■ WORK REQUIRED ■
Report each line of the data that has "title" somewhere in it.

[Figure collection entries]
# # #

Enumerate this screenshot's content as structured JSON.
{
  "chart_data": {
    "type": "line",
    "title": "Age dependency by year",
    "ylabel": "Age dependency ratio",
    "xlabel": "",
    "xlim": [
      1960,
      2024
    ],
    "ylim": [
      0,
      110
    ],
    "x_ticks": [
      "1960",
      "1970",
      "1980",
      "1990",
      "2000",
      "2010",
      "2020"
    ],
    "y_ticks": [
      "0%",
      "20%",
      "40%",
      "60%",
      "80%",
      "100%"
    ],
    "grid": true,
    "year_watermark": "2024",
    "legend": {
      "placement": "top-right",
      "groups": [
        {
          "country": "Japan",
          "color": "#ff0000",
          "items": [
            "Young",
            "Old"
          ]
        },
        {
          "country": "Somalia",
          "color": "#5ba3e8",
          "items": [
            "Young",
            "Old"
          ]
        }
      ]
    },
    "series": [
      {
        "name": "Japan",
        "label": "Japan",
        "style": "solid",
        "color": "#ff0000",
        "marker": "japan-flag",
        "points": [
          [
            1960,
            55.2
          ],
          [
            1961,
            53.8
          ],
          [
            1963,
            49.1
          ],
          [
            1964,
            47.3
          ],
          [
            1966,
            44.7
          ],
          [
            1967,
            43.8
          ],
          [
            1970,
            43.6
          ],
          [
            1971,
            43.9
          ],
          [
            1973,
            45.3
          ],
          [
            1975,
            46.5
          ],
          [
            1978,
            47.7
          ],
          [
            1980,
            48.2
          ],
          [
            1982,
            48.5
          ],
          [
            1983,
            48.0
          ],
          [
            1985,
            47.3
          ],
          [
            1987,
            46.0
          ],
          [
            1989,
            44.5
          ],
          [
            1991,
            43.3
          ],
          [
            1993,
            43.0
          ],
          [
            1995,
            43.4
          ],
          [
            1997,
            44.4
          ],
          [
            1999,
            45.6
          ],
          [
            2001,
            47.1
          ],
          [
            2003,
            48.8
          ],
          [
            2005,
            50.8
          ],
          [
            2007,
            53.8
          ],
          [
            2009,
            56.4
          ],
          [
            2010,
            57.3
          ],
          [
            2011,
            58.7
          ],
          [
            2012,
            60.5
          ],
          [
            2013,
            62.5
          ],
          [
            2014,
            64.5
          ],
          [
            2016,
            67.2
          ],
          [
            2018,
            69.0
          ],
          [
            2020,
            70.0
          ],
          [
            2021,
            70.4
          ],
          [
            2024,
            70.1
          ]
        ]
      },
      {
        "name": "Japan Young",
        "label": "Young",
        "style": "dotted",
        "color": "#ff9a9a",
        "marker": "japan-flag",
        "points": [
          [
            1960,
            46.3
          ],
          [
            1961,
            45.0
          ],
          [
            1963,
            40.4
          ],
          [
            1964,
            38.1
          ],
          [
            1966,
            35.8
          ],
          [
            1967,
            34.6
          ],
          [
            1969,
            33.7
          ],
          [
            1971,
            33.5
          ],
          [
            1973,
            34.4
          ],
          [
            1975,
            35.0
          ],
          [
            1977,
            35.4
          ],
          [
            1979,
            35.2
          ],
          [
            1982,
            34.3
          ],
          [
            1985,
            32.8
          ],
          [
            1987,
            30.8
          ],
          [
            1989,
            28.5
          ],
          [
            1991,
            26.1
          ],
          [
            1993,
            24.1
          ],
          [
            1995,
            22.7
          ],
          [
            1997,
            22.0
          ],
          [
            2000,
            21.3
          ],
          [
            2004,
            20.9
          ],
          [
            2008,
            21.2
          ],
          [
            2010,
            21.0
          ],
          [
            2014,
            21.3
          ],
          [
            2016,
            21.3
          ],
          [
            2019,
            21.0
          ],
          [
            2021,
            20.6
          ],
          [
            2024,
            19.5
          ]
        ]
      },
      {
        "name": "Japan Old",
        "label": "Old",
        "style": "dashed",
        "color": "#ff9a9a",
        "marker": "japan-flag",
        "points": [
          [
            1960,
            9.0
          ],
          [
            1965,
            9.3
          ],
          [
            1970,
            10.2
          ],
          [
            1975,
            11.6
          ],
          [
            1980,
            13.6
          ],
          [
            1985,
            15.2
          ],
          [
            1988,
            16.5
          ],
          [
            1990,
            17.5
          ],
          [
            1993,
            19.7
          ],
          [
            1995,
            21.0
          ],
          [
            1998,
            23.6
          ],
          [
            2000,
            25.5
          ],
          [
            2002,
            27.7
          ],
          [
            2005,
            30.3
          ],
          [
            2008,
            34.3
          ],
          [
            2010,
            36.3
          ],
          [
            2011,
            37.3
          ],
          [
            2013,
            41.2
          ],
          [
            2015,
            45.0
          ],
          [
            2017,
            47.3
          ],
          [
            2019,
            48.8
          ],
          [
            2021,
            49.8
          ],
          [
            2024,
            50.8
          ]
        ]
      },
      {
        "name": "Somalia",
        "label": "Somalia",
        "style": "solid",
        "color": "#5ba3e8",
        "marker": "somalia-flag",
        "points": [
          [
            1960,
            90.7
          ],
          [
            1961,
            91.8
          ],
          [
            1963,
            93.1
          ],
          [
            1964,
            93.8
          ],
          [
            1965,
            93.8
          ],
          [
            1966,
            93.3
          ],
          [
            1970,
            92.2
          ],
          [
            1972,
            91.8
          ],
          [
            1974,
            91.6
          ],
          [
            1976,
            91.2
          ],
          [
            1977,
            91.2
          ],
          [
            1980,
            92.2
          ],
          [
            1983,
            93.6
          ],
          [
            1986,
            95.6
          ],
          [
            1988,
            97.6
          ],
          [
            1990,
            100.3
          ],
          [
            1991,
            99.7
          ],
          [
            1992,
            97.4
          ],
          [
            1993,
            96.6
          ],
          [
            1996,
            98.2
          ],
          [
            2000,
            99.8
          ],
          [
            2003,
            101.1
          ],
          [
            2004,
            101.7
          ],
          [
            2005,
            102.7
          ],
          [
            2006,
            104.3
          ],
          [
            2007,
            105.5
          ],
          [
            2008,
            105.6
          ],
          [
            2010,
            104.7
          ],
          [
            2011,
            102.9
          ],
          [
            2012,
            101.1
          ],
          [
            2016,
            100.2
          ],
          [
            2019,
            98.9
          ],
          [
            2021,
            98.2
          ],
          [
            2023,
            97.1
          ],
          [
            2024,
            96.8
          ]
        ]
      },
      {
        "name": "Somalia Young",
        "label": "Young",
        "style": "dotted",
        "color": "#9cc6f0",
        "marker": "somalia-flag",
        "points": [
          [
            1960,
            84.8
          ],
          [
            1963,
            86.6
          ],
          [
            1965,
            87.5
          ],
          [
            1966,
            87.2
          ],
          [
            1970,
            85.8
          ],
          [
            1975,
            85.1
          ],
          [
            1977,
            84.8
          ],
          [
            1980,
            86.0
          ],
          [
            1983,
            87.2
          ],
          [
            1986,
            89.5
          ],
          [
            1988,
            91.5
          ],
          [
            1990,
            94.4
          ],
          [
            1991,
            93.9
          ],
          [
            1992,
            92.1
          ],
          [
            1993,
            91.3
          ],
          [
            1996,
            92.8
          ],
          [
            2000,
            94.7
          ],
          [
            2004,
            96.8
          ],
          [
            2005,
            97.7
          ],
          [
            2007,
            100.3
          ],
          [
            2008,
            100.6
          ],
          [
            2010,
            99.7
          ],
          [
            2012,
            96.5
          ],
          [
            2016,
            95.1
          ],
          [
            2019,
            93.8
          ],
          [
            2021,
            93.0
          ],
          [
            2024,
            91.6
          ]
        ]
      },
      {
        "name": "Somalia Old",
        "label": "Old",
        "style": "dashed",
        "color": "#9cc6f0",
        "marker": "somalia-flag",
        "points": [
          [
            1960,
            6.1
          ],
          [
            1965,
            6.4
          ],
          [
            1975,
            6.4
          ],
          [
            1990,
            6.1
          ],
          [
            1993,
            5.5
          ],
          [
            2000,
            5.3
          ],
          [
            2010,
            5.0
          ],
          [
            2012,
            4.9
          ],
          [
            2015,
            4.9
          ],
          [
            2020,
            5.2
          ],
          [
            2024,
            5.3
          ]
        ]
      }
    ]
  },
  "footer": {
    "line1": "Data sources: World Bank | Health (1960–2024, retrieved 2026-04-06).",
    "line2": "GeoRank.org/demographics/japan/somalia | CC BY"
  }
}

# # #

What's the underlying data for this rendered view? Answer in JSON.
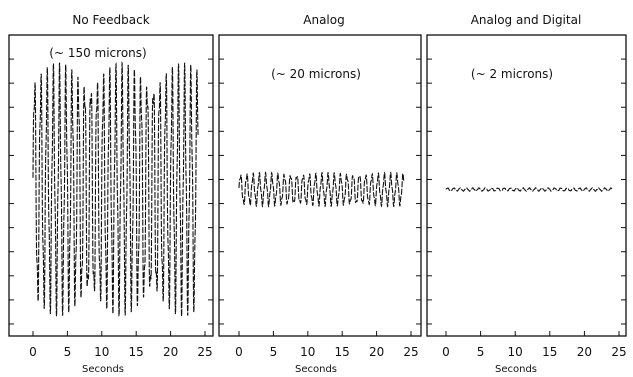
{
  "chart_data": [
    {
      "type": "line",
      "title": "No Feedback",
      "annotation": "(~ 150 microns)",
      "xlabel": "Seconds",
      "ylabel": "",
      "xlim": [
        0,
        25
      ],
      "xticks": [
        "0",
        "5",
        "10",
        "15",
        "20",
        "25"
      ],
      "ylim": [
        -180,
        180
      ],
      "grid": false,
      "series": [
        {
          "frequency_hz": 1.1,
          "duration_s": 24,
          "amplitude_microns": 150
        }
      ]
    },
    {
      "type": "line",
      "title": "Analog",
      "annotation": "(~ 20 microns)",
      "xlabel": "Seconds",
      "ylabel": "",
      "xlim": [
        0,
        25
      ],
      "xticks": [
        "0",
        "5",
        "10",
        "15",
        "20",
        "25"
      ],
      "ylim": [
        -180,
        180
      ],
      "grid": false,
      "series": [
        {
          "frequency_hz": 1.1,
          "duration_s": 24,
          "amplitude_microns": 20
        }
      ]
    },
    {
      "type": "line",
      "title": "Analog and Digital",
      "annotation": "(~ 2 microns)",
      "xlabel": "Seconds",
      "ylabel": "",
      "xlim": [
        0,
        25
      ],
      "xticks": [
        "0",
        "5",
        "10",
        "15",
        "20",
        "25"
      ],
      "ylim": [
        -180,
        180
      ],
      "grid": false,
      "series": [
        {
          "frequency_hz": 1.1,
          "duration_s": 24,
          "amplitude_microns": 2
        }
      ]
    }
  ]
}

# # #

■ TASK RESPONSE ■
    "title": "Age dependency by year",
      "title": "No Feedback",
      "title": "Analog",
      "title": "Analog and Digital",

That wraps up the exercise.